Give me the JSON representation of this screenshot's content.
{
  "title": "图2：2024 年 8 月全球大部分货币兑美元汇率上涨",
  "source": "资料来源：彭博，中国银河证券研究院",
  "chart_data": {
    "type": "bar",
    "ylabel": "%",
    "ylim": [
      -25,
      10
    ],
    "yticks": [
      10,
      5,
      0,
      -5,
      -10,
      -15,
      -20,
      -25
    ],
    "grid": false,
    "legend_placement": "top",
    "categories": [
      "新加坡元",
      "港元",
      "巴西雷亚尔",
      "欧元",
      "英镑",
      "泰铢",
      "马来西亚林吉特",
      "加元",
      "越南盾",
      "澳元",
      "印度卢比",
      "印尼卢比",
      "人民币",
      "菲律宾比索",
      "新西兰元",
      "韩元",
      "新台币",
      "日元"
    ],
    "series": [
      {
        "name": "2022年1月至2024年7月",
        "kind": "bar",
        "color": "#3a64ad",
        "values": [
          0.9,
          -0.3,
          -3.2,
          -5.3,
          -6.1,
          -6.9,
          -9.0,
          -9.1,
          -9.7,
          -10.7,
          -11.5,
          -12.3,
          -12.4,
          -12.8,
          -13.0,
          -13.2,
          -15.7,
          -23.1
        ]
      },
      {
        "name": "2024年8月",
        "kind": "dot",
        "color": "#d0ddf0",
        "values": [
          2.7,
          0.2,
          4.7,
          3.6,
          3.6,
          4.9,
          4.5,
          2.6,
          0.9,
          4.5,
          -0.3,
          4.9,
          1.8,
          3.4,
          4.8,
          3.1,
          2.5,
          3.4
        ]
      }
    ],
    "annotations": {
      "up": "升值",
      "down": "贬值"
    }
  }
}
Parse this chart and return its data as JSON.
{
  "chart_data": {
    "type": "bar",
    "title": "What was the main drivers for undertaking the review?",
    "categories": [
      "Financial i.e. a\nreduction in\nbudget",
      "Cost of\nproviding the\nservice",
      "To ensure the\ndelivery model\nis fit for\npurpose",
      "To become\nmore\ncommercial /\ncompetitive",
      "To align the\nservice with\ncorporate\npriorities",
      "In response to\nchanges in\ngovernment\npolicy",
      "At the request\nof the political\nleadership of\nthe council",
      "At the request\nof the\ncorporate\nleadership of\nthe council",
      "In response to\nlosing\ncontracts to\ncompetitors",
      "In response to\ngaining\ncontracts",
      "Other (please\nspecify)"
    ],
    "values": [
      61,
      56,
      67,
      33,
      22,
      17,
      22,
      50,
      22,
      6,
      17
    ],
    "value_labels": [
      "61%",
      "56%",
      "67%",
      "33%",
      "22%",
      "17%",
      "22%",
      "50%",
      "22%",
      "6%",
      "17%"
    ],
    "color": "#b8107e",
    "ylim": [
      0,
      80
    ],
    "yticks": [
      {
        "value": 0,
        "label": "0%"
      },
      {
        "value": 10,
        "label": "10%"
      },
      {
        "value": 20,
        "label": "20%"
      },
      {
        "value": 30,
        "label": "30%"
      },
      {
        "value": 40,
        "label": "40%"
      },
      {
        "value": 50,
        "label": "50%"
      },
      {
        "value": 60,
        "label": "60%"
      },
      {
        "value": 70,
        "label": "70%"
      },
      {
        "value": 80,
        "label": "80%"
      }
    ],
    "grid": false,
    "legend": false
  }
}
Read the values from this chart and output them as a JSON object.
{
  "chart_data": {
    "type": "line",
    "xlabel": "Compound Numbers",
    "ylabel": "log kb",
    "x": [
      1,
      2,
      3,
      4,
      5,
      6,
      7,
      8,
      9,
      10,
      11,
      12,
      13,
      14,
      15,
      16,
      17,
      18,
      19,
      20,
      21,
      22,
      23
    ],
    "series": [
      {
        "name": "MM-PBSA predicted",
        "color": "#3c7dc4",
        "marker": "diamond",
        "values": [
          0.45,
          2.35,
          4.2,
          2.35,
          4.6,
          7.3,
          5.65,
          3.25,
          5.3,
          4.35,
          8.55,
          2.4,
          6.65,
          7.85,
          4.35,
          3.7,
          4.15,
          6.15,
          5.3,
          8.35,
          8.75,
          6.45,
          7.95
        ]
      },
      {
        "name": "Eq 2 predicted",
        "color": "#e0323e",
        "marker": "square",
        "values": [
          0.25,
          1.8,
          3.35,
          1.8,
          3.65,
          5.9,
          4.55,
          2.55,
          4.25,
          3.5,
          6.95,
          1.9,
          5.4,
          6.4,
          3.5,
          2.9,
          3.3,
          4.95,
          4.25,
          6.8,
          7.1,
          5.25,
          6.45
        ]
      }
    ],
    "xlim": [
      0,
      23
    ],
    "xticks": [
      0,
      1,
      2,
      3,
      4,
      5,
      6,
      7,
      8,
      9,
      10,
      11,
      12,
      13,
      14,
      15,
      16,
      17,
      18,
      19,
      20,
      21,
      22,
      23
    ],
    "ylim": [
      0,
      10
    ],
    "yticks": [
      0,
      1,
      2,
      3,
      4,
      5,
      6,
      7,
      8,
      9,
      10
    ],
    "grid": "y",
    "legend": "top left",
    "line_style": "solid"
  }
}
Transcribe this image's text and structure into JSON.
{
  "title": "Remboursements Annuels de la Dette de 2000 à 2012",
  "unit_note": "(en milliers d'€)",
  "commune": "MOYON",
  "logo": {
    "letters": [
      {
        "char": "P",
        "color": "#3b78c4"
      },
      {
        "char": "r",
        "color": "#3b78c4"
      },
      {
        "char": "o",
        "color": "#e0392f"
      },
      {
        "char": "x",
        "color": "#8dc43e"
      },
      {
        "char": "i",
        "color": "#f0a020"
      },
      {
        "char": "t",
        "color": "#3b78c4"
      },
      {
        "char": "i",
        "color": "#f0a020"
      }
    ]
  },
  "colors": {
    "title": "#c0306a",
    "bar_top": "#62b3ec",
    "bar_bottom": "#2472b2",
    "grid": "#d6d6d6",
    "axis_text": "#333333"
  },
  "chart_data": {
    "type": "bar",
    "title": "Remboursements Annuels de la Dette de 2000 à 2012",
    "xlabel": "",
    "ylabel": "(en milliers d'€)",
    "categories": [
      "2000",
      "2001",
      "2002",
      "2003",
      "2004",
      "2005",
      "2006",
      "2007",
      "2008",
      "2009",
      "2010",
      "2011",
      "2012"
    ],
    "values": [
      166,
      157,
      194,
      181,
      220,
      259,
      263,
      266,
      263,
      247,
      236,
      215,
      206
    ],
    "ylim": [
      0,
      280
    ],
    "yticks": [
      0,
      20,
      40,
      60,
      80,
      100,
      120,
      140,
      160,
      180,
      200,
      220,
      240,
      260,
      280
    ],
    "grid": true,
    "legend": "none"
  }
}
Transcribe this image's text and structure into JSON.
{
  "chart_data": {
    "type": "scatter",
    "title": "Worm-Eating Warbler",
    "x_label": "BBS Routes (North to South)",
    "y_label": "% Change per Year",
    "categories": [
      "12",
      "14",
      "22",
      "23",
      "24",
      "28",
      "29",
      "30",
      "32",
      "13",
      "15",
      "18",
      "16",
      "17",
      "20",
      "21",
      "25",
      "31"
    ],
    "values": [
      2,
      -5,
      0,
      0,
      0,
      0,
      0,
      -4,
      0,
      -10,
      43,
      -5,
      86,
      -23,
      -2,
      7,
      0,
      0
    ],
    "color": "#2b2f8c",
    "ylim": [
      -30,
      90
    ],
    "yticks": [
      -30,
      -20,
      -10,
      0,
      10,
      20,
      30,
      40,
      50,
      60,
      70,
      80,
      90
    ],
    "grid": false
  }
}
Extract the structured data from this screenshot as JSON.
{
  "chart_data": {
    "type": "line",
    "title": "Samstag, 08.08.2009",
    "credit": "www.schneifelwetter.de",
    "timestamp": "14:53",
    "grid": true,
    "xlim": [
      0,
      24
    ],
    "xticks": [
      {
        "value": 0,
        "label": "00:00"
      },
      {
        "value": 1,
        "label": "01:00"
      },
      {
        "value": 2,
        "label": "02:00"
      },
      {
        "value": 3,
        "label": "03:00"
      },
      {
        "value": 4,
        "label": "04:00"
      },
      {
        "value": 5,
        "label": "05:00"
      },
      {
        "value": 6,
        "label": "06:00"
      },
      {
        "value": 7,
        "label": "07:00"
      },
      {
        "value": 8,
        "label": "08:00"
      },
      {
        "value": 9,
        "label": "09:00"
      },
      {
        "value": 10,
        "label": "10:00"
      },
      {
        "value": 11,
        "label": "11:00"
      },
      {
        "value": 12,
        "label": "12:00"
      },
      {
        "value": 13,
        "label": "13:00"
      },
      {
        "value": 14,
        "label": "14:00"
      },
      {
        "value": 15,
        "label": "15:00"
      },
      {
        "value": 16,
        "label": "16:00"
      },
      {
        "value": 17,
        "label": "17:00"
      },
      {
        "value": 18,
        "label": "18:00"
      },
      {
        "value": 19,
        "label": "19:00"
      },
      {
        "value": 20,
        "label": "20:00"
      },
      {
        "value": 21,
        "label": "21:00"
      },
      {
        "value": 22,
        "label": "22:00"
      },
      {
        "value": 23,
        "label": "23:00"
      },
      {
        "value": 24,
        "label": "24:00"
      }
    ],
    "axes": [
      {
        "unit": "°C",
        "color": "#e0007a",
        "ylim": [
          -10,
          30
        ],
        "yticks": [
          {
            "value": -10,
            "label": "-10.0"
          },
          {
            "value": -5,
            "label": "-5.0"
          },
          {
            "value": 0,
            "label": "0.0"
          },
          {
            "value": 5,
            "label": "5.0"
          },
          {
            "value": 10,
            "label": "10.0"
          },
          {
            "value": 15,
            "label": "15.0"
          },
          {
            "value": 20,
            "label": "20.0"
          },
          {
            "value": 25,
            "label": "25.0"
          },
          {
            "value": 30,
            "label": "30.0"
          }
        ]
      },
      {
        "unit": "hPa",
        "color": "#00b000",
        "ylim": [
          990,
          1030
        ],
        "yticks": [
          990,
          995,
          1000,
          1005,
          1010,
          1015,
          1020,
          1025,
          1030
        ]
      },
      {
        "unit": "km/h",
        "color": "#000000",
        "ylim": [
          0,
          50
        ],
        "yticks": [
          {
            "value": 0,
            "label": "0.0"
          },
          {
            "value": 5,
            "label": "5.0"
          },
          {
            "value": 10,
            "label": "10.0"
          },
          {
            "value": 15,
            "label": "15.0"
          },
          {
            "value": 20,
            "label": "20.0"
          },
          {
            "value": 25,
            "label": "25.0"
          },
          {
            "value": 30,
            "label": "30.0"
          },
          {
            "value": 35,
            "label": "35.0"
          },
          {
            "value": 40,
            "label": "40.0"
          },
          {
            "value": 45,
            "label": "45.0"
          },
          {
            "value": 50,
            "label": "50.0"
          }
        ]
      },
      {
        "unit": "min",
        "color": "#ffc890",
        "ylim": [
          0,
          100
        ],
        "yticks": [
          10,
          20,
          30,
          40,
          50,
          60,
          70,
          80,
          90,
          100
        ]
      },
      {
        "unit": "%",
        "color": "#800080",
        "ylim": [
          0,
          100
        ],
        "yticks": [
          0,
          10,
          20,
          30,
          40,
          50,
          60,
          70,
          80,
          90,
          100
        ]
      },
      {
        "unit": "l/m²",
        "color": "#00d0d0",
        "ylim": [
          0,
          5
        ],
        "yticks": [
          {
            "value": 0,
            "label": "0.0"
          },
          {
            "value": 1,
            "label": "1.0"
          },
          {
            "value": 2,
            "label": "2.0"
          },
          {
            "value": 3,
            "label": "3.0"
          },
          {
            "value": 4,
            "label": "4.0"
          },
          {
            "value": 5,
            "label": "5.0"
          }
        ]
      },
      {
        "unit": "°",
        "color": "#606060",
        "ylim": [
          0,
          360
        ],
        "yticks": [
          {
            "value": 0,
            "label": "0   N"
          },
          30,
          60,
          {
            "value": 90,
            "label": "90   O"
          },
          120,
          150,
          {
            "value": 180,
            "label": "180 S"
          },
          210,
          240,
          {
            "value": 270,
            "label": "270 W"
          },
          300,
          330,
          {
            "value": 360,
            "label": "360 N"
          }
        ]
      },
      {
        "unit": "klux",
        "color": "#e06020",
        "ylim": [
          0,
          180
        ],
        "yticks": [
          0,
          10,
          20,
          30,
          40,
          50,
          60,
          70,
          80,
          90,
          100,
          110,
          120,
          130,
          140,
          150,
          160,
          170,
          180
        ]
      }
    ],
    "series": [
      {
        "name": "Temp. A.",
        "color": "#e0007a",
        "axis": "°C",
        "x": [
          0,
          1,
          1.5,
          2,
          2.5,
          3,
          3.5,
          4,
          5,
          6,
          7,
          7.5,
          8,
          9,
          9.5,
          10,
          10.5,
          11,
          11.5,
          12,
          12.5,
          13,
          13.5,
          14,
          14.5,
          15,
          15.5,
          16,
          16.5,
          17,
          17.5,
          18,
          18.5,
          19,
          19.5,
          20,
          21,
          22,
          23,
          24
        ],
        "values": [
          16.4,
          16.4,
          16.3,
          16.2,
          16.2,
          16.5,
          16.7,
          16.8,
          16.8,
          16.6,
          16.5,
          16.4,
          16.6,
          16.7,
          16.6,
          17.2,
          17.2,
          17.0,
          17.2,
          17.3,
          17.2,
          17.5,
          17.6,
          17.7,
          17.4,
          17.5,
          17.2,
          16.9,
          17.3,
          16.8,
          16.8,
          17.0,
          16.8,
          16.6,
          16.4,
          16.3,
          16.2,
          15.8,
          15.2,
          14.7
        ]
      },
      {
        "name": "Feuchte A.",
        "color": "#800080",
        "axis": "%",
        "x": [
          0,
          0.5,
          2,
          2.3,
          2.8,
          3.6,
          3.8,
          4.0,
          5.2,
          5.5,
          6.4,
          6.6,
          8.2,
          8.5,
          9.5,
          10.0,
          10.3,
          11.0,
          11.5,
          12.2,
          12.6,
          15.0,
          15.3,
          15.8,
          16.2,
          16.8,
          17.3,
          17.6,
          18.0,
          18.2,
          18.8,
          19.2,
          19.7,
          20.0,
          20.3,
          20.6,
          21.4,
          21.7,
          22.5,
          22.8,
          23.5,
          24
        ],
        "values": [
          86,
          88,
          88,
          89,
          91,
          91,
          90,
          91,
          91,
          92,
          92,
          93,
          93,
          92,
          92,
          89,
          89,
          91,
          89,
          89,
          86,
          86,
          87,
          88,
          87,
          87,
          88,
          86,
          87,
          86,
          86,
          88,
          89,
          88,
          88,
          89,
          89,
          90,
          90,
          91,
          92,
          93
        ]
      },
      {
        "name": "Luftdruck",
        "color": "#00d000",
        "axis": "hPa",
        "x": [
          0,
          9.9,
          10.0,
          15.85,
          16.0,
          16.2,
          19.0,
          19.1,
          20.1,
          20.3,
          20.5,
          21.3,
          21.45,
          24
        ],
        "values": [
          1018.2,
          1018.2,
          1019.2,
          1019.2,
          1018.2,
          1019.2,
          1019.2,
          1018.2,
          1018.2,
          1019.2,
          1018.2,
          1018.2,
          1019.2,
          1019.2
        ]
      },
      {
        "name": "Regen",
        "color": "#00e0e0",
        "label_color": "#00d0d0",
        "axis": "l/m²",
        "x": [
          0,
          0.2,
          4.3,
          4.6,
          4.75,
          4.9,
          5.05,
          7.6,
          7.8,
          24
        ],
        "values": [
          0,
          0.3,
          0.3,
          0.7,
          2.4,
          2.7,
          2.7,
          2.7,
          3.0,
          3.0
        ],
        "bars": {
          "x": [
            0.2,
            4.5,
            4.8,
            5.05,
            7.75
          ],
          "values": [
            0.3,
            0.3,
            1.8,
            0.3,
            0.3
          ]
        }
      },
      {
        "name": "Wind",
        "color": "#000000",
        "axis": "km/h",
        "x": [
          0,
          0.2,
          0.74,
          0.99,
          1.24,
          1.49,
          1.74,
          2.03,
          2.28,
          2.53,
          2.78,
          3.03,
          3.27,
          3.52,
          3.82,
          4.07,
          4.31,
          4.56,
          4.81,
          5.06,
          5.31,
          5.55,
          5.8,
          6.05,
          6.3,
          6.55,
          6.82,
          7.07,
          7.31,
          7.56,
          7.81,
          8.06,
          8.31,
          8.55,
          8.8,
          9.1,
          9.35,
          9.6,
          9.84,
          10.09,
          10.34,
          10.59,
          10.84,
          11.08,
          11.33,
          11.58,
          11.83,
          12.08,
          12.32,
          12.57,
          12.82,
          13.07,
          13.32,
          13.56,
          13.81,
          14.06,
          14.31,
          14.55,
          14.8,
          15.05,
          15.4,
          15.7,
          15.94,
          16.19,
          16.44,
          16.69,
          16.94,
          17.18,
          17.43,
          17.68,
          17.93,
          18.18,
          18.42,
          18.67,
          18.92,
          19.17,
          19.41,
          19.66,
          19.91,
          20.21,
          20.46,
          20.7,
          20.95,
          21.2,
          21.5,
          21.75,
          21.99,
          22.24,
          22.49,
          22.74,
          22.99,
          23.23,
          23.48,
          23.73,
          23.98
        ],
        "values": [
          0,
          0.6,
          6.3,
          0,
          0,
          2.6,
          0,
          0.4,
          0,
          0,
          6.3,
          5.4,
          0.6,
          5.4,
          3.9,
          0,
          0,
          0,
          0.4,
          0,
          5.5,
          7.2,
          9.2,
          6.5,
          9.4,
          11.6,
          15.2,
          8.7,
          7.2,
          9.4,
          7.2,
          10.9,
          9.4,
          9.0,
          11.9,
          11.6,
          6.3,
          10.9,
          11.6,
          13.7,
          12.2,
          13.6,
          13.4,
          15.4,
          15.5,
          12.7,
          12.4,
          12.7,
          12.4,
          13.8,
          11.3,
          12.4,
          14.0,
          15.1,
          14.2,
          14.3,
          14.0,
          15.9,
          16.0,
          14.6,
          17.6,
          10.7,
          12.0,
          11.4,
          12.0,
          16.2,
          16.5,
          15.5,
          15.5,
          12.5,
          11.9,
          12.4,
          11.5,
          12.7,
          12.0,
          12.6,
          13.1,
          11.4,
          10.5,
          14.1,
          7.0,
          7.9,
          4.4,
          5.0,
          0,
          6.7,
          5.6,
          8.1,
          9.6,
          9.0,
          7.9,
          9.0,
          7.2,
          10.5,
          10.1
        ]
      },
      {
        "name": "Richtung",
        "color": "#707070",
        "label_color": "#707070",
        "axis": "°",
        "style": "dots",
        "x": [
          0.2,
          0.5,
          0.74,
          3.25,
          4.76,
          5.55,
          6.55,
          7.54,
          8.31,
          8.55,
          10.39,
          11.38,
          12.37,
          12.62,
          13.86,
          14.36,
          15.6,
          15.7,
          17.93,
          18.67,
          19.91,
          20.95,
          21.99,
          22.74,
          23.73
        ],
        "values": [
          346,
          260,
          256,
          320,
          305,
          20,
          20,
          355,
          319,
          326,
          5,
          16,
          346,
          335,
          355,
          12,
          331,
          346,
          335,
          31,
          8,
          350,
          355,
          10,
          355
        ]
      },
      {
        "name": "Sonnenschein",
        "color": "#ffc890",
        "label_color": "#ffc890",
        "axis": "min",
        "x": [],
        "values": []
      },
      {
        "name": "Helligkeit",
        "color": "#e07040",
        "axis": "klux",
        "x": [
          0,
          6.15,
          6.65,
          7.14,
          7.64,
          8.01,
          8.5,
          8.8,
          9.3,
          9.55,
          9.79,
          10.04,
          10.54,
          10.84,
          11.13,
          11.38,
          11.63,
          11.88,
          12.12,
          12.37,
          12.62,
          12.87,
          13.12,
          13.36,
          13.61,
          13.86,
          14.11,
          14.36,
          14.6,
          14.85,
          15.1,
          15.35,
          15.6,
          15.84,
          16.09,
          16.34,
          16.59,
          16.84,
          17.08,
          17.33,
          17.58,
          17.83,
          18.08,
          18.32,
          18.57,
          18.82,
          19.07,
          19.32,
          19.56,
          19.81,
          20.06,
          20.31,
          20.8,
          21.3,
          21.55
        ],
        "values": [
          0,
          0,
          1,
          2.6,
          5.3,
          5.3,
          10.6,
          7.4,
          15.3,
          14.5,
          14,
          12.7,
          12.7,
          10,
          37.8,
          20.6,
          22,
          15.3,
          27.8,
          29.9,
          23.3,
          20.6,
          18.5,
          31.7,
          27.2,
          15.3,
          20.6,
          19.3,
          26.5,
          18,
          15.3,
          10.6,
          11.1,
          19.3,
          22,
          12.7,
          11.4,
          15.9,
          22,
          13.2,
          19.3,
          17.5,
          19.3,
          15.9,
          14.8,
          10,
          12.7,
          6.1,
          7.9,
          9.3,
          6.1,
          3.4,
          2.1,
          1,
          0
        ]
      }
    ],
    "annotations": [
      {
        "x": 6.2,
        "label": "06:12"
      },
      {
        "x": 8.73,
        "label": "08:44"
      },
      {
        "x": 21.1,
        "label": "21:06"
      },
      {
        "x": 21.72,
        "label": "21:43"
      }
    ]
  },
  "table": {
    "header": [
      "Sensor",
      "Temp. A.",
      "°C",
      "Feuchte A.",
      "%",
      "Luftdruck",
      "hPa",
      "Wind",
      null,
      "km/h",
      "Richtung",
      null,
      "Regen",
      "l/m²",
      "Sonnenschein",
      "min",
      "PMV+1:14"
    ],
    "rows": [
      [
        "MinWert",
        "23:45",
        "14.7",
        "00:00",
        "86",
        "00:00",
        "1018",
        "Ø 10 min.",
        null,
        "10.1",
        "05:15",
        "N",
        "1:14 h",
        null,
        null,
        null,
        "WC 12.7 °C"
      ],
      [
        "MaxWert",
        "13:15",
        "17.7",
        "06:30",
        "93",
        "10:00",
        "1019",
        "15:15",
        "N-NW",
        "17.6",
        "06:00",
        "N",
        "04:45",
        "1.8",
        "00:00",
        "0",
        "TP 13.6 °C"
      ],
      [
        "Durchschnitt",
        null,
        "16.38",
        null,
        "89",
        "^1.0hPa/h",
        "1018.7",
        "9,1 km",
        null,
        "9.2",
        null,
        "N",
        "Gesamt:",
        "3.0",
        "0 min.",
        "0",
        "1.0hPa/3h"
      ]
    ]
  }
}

The problem: Count the lines in the records above that contain the word "screenshot", and give only that number.

The result: 2